Exercise prompt :: From the listing below, extract every line containing "Rohstoffe".

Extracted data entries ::
● ● ● ● ●

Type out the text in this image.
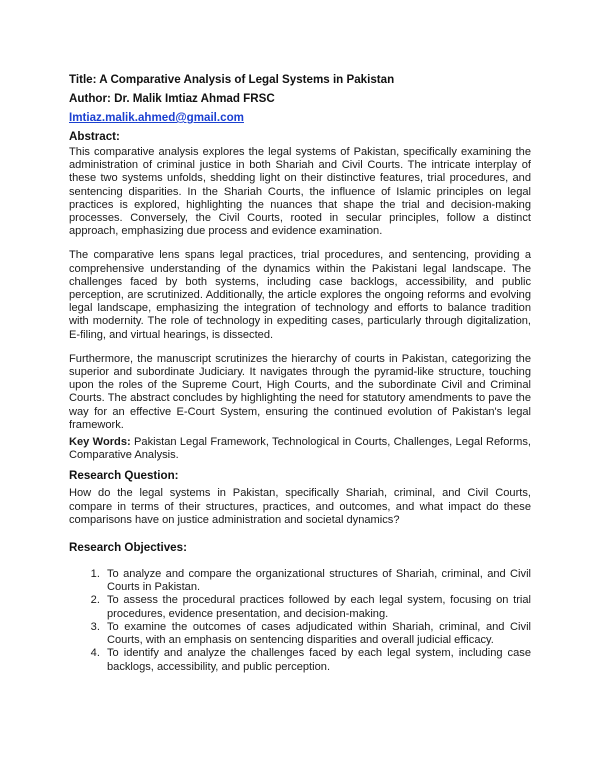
Title: A Comparative Analysis of Legal Systems in Pakistan

Author: Dr. Malik Imtiaz Ahmad FRSC

Imtiaz.malik.ahmed@gmail.com

Abstract:

This comparative analysis explores the legal systems of Pakistan, specifically examining the administration of criminal justice in both Shariah and Civil Courts. The intricate interplay of these two systems unfolds, shedding light on their distinctive features, trial procedures, and sentencing disparities. In the Shariah Courts, the influence of Islamic principles on legal practices is explored, highlighting the nuances that shape the trial and decision-making processes. Conversely, the Civil Courts, rooted in secular principles, follow a distinct approach, emphasizing due process and evidence examination.

The comparative lens spans legal practices, trial procedures, and sentencing, providing a comprehensive understanding of the dynamics within the Pakistani legal landscape. The challenges faced by both systems, including case backlogs, accessibility, and public perception, are scrutinized. Additionally, the article explores the ongoing reforms and evolving legal landscape, emphasizing the integration of technology and efforts to balance tradition with modernity. The role of technology in expediting cases, particularly through digitalization, E-filing, and virtual hearings, is dissected.

Furthermore, the manuscript scrutinizes the hierarchy of courts in Pakistan, categorizing the superior and subordinate Judiciary. It navigates through the pyramid-like structure, touching upon the roles of the Supreme Court, High Courts, and the subordinate Civil and Criminal Courts. The abstract concludes by highlighting the need for statutory amendments to pave the way for an effective E-Court System, ensuring the continued evolution of Pakistan's legal framework.

Key Words: Pakistan Legal Framework, Technological in Courts, Challenges, Legal Reforms, Comparative Analysis.

Research Question:

How do the legal systems in Pakistan, specifically Shariah, criminal, and Civil Courts, compare in terms of their structures, practices, and outcomes, and what impact do these comparisons have on justice administration and societal dynamics?

Research Objectives:

1. To analyze and compare the organizational structures of Shariah, criminal, and Civil Courts in Pakistan.
2. To assess the procedural practices followed by each legal system, focusing on trial procedures, evidence presentation, and decision-making.
3. To examine the outcomes of cases adjudicated within Shariah, criminal, and Civil Courts, with an emphasis on sentencing disparities and overall judicial efficacy.
4. To identify and analyze the challenges faced by each legal system, including case backlogs, accessibility, and public perception.
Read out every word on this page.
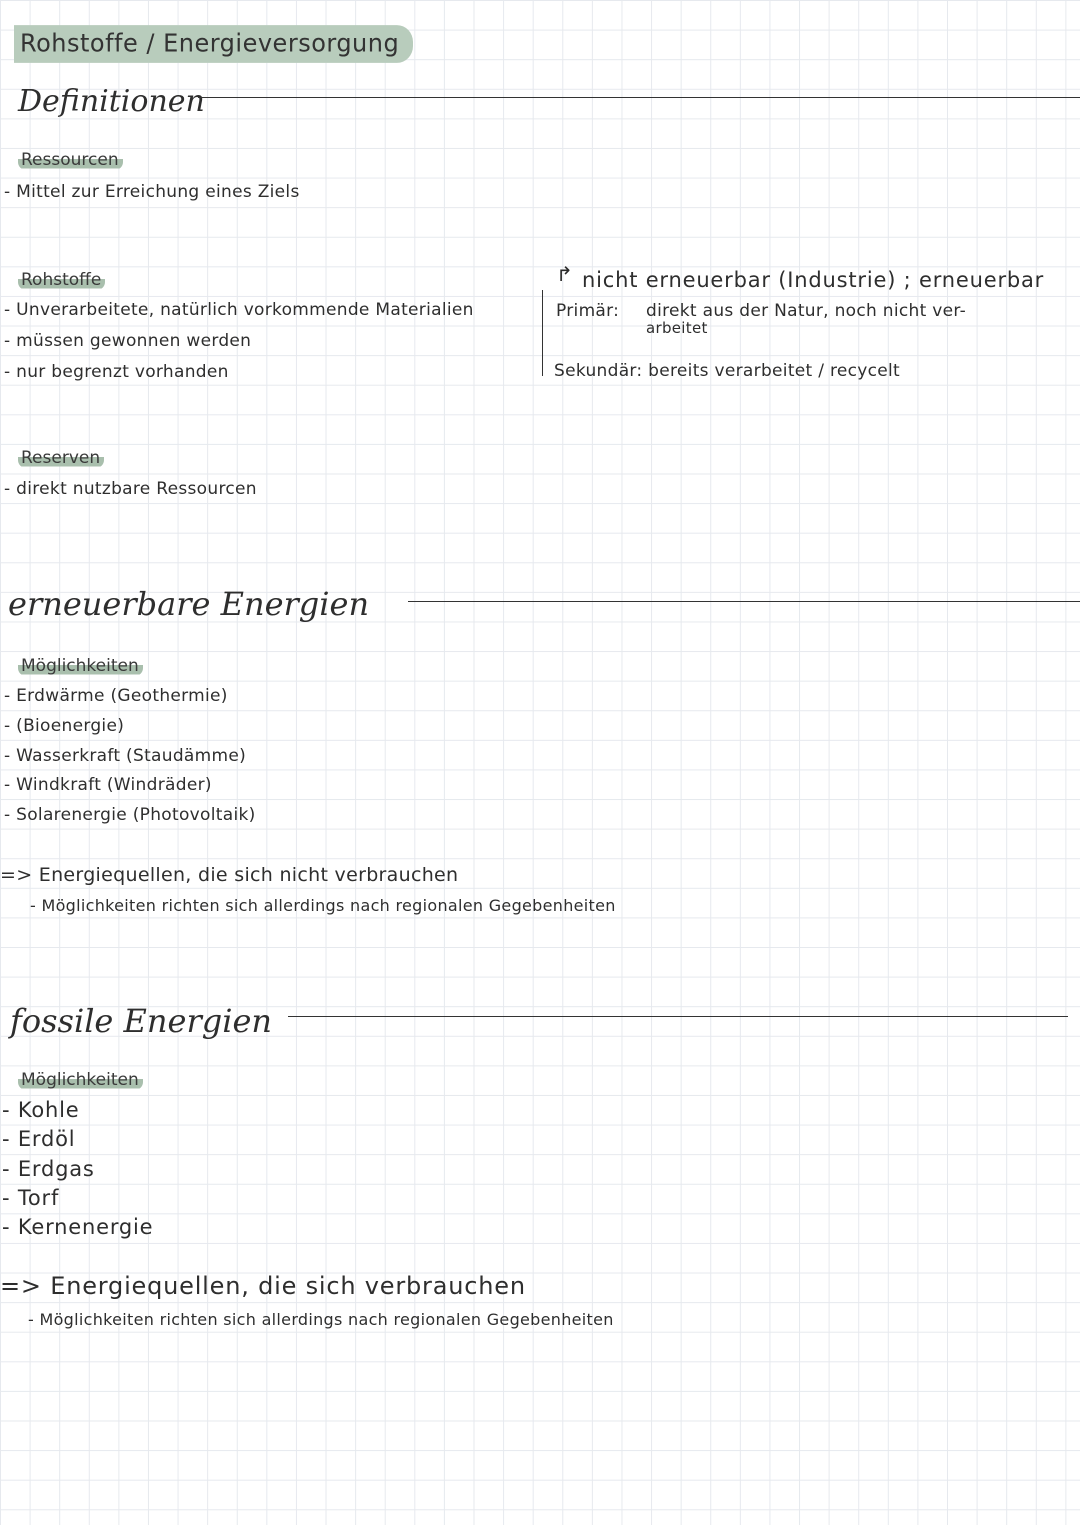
Rohstoffe / Energieversorgung
Definitionen
Ressourcen
- Mittel zur Erreichung eines Ziels
Rohstoffe
- Unverarbeitete, natürlich vorkommende Materialien
- müssen gewonnen werden
- nur begrenzt vorhanden
↱ nicht erneuerbar (Industrie) ; erneuerbar
Primär: direkt aus der Natur, noch nicht ver-
arbeitet
Sekundär: bereits verarbeitet / recycelt
Reserven
- direkt nutzbare Ressourcen
erneuerbare Energien
Möglichkeiten
- Erdwärme (Geothermie)
- (Bioenergie)
- Wasserkraft (Staudämme)
- Windkraft (Windräder)
- Solarenergie (Photovoltaik)
=> Energiequellen, die sich nicht verbrauchen
- Möglichkeiten richten sich allerdings nach regionalen Gegebenheiten
fossile Energien
Möglichkeiten
- Kohle
- Erdöl
- Erdgas
- Torf
- Kernenergie
=> Energiequellen, die sich verbrauchen
- Möglichkeiten richten sich allerdings nach regionalen Gegebenheiten
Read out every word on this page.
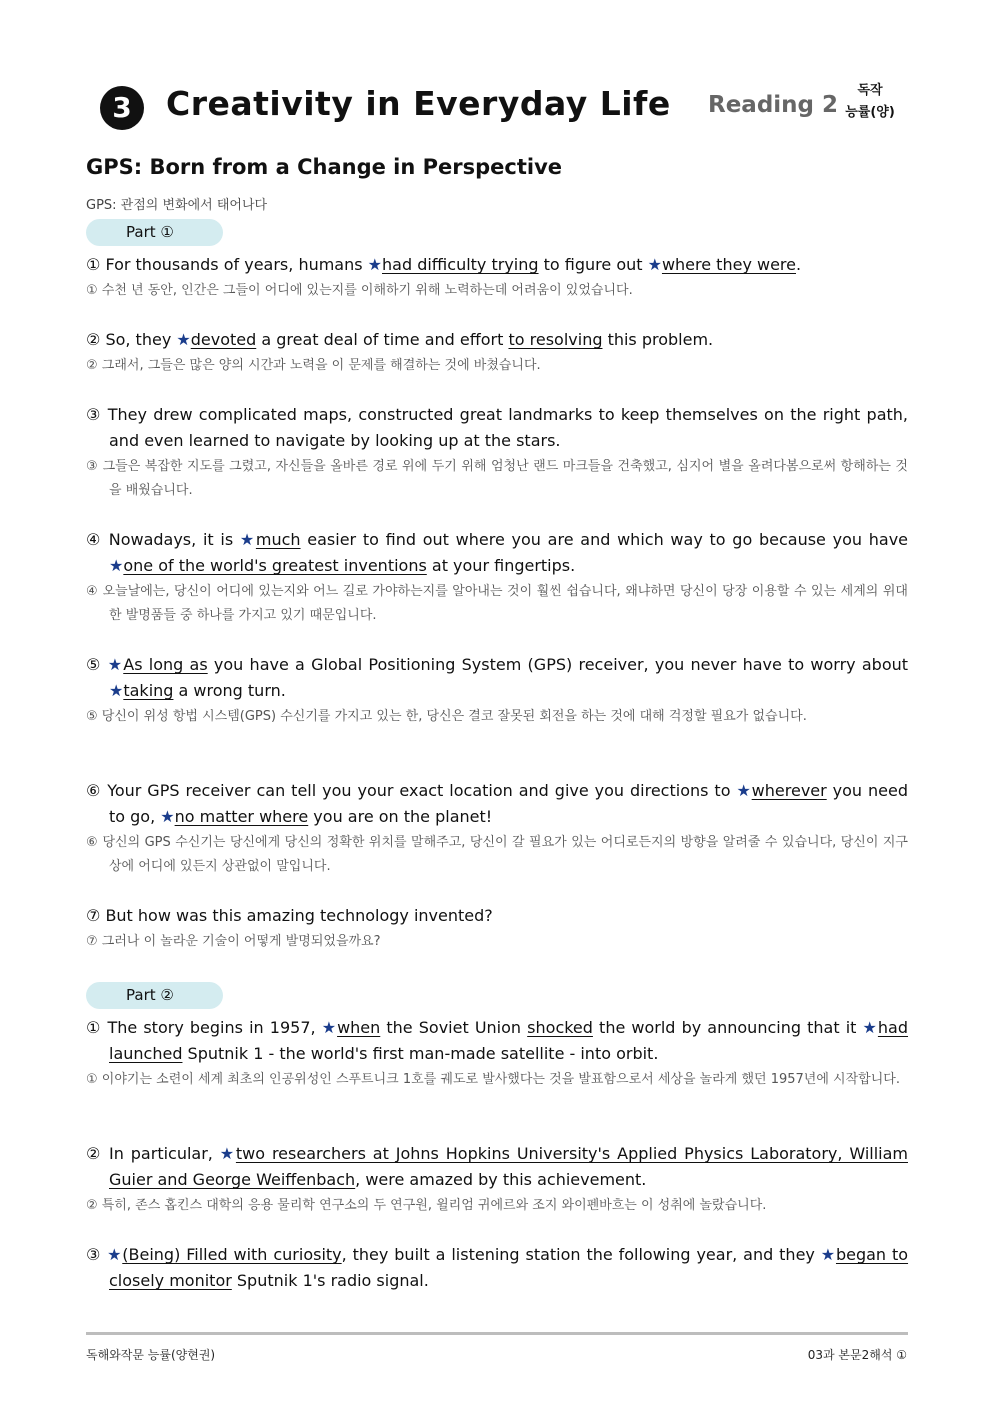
3	Creativity in Everyday Life Reading 2
독작
능률(양)
GPS: Born from a Change in Perspective
GPS: 관점의 변화에서 태어나다
Part ①

① For thousands of years, humans ★had difficulty trying to figure out ★where they were.

① 수천 년 동안, 인간은 그들이 어디에 있는지를 이해하기 위해 노력하는데 어려움이 있었습니다.

② So, they ★devoted a great deal of time and effort to resolving this problem.

② 그래서, 그들은 많은 양의 시간과 노력을 이 문제를 해결하는 것에 바쳤습니다.

③ They drew complicated maps, constructed great landmarks to keep themselves on the right path, and even learned to navigate by looking up at the stars.

③ 그들은 복잡한 지도를 그렸고, 자신들을 올바른 경로 위에 두기 위해 엄청난 랜드 마크들을 건축했고, 심지어 별을 올려다봄으로써 항해하는 것을 배웠습니다.

④ Nowadays, it is ★much easier to find out where you are and which way to go because you have ★one of the world's greatest inventions at your fingertips.

④ 오늘날에는, 당신이 어디에 있는지와 어느 길로 가야하는지를 알아내는 것이 훨씬 쉽습니다, 왜냐하면 당신이 당장 이용할 수 있는 세계의 위대한 발명품들 중 하나를 가지고 있기 때문입니다.

⑤ ★As long as you have a Global Positioning System (GPS) receiver, you never have to worry about ★taking a wrong turn.

⑤ 당신이 위성 항법 시스템(GPS) 수신기를 가지고 있는 한, 당신은 결코 잘못된 회전을 하는 것에 대해 걱정할 필요가 없습니다.

⑥ Your GPS receiver can tell you your exact location and give you directions to ★wherever you need to go, ★no matter where you are on the planet!

⑥ 당신의 GPS 수신기는 당신에게 당신의 정확한 위치를 말해주고, 당신이 갈 필요가 있는 어디로든지의 방향을 알려줄 수 있습니다, 당신이 지구상에 어디에 있든지 상관없이 말입니다.

⑦ But how was this amazing technology invented?

⑦ 그러나 이 놀라운 기술이 어떻게 발명되었을까요?

Part ②

① The story begins in 1957, ★when the Soviet Union shocked the world by announcing that it ★had launched Sputnik 1 - the world's first man-made satellite - into orbit.

① 이야기는 소련이 세계 최초의 인공위성인 스푸트니크 1호를 궤도로 발사했다는 것을 발표함으로서 세상을 놀라게 했던 1957년에 시작합니다.

② In particular, ★two researchers at Johns Hopkins University's Applied Physics Laboratory, William Guier and George Weiffenbach, were amazed by this achievement.

② 특히, 존스 홉킨스 대학의 응용 물리학 연구소의 두 연구원, 윌리엄 귀에르와 조지 와이펜바흐는 이 성취에 놀랐습니다.

③ ★(Being) Filled with curiosity, they built a listening station the following year, and they ★began to closely monitor Sputnik 1's radio signal.

독해와작문 능률(양현권)	03과 본문2해석 ①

● ● ● ● ●

Task result ::
Rohstoffe / Energieversorgung
Rohstoffe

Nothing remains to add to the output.